▸ **INFORMATION GIVEN**:
────────
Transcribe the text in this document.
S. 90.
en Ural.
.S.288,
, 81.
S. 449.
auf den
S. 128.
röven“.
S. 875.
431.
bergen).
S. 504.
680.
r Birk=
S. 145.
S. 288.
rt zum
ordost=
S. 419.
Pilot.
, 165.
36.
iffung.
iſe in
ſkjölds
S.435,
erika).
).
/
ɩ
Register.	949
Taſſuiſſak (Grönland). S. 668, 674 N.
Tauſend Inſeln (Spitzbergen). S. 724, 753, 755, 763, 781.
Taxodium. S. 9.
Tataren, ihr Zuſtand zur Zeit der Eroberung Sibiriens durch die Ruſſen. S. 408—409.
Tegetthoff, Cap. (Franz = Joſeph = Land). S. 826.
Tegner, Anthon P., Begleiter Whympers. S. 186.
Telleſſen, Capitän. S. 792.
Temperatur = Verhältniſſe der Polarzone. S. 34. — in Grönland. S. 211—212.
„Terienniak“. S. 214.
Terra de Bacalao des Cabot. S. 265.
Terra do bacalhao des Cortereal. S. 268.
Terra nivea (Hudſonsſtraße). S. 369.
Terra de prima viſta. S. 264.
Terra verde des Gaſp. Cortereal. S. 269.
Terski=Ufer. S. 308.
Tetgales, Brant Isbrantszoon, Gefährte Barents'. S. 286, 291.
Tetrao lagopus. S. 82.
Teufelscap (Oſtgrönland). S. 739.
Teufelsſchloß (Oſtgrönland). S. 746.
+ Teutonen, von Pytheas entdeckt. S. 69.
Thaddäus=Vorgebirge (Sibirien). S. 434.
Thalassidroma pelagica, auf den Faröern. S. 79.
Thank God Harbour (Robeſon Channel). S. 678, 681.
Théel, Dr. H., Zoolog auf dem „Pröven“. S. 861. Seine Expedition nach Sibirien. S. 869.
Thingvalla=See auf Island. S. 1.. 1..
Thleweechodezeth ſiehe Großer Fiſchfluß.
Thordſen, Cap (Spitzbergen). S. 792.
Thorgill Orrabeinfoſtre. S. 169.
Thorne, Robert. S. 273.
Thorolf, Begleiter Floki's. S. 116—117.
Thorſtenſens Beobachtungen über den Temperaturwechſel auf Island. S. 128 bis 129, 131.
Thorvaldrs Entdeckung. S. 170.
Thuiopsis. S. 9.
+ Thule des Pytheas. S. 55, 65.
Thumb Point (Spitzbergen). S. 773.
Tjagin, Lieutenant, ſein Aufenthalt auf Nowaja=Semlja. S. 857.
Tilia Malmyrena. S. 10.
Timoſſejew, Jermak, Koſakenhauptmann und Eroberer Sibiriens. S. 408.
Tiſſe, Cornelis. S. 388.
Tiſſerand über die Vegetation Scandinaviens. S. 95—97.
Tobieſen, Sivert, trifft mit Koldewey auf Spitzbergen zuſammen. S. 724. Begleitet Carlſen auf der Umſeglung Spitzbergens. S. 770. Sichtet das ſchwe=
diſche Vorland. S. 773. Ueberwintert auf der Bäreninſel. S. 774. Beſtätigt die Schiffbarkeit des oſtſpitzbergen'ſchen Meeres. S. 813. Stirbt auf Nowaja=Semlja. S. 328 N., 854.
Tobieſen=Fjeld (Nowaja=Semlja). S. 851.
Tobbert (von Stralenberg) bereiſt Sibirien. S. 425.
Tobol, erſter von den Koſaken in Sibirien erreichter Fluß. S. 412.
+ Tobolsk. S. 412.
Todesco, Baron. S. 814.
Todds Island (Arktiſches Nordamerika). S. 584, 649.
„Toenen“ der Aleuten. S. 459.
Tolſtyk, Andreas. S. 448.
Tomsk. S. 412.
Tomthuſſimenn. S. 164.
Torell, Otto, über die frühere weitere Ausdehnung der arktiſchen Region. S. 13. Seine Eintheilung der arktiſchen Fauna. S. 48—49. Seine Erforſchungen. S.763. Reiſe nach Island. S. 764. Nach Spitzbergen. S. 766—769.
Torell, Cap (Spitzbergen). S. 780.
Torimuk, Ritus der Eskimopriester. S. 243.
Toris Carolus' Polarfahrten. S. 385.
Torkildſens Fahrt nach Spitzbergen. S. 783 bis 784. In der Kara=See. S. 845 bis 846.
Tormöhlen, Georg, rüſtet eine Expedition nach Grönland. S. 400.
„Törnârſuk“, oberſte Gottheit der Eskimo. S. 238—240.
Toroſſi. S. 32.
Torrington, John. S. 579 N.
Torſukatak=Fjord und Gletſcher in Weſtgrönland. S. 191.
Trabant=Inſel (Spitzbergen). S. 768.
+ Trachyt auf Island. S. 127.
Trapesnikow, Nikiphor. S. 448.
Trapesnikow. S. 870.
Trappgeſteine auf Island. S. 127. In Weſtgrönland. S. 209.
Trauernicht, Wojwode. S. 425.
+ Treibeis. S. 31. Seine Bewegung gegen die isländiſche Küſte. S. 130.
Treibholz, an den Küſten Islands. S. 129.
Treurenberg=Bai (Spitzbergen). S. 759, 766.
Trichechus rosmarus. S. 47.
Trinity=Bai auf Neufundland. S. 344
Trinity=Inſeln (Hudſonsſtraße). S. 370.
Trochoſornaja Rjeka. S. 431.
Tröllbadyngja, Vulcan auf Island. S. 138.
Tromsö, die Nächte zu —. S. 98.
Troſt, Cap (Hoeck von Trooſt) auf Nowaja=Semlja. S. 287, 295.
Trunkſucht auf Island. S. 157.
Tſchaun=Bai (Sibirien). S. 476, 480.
────────
Every line of the material must be returned exactly as it appears.

Transcribe the text in this document.
S. 90.
en Ural.
.S.288,
, 81.
S. 449.
auf den
S. 128.
röven“.
S. 875.
431.
bergen).
S. 504.
680.
r Birk=
S. 145.
S. 288.
rt zum
ordost=
S. 419.
Pilot.
, 165.
36.
iffung.
iſe in
ſkjölds
S.435,
erika).
).
/
ɩ
Register.	949
Taſſuiſſak (Grönland). S. 668, 674 N.
Tauſend Inſeln (Spitzbergen). S. 724, 753, 755, 763, 781.
Taxodium. S. 9.
Tataren, ihr Zuſtand zur Zeit der Eroberung Sibiriens durch die Ruſſen. S. 408—409.
Tegetthoff, Cap. (Franz = Joſeph = Land). S. 826.
Tegner, Anthon P., Begleiter Whympers. S. 186.
Telleſſen, Capitän. S. 792.
Temperatur = Verhältniſſe der Polarzone. S. 34. — in Grönland. S. 211—212.
„Terienniak“. S. 214.
Terra de Bacalao des Cabot. S. 265.
Terra do bacalhao des Cortereal. S. 268.
Terra nivea (Hudſonsſtraße). S. 369.
Terra de prima viſta. S. 264.
Terra verde des Gaſp. Cortereal. S. 269.
Terski=Ufer. S. 308.
Tetgales, Brant Isbrantszoon, Gefährte Barents'. S. 286, 291.
Tetrao lagopus. S. 82.
Teufelscap (Oſtgrönland). S. 739.
Teufelsſchloß (Oſtgrönland). S. 746.
+ Teutonen, von Pytheas entdeckt. S. 69.
Thaddäus=Vorgebirge (Sibirien). S. 434.
Thalassidroma pelagica, auf den Faröern. S. 79.
Thank God Harbour (Robeſon Channel). S. 678, 681.
Théel, Dr. H., Zoolog auf dem „Pröven“. S. 861. Seine Expedition nach Sibirien. S. 869.
Thingvalla=See auf Island. S. 1.. 1..
Thleweechodezeth ſiehe Großer Fiſchfluß.
Thordſen, Cap (Spitzbergen). S. 792.
Thorgill Orrabeinfoſtre. S. 169.
Thorne, Robert. S. 273.
Thorolf, Begleiter Floki's. S. 116—117.
Thorſtenſens Beobachtungen über den Temperaturwechſel auf Island. S. 128 bis 129, 131.
Thorvaldrs Entdeckung. S. 170.
Thuiopsis. S. 9.
+ Thule des Pytheas. S. 55, 65.
Thumb Point (Spitzbergen). S. 773.
Tjagin, Lieutenant, ſein Aufenthalt auf Nowaja=Semlja. S. 857.
Tilia Malmyrena. S. 10.
Timoſſejew, Jermak, Koſakenhauptmann und Eroberer Sibiriens. S. 408.
Tiſſe, Cornelis. S. 388.
Tiſſerand über die Vegetation Scandinaviens. S. 95—97.
Tobieſen, Sivert, trifft mit Koldewey auf Spitzbergen zuſammen. S. 724. Begleitet Carlſen auf der Umſeglung Spitzbergens. S. 770. Sichtet das ſchwe=
diſche Vorland. S. 773. Ueberwintert auf der Bäreninſel. S. 774. Beſtätigt die Schiffbarkeit des oſtſpitzbergen'ſchen Meeres. S. 813. Stirbt auf Nowaja=Semlja. S. 328 N., 854.
Tobieſen=Fjeld (Nowaja=Semlja). S. 851.
Tobbert (von Stralenberg) bereiſt Sibirien. S. 425.
Tobol, erſter von den Koſaken in Sibirien erreichter Fluß. S. 412.
+ Tobolsk. S. 412.
Todesco, Baron. S. 814.
Todds Island (Arktiſches Nordamerika). S. 584, 649.
„Toenen“ der Aleuten. S. 459.
Tolſtyk, Andreas. S. 448.
Tomsk. S. 412.
Tomthuſſimenn. S. 164.
Torell, Otto, über die frühere weitere Ausdehnung der arktiſchen Region. S. 13. Seine Eintheilung der arktiſchen Fauna. S. 48—49. Seine Erforſchungen. S.763. Reiſe nach Island. S. 764. Nach Spitzbergen. S. 766—769.
Torell, Cap (Spitzbergen). S. 780.
Torimuk, Ritus der Eskimopriester. S. 243.
Toris Carolus' Polarfahrten. S. 385.
Torkildſens Fahrt nach Spitzbergen. S. 783 bis 784. In der Kara=See. S. 845 bis 846.
Tormöhlen, Georg, rüſtet eine Expedition nach Grönland. S. 400.
„Törnârſuk“, oberſte Gottheit der Eskimo. S. 238—240.
Toroſſi. S. 32.
Torrington, John. S. 579 N.
Torſukatak=Fjord und Gletſcher in Weſtgrönland. S. 191.
Trabant=Inſel (Spitzbergen). S. 768.
+ Trachyt auf Island. S. 127.
Trapesnikow, Nikiphor. S. 448.
Trapesnikow. S. 870.
Trappgeſteine auf Island. S. 127. In Weſtgrönland. S. 209.
Trauernicht, Wojwode. S. 425.
+ Treibeis. S. 31. Seine Bewegung gegen die isländiſche Küſte. S. 130.
Treibholz, an den Küſten Islands. S. 129.
Treurenberg=Bai (Spitzbergen). S. 759, 766.
Trichechus rosmarus. S. 47.
Trinity=Bai auf Neufundland. S. 344
Trinity=Inſeln (Hudſonsſtraße). S. 370.
Trochoſornaja Rjeka. S. 431.
Tröllbadyngja, Vulcan auf Island. S. 138.
Tromsö, die Nächte zu —. S. 98.
Troſt, Cap (Hoeck von Trooſt) auf Nowaja=Semlja. S. 287, 295.
Trunkſucht auf Island. S. 157.
Tſchaun=Bai (Sibirien). S. 476, 480.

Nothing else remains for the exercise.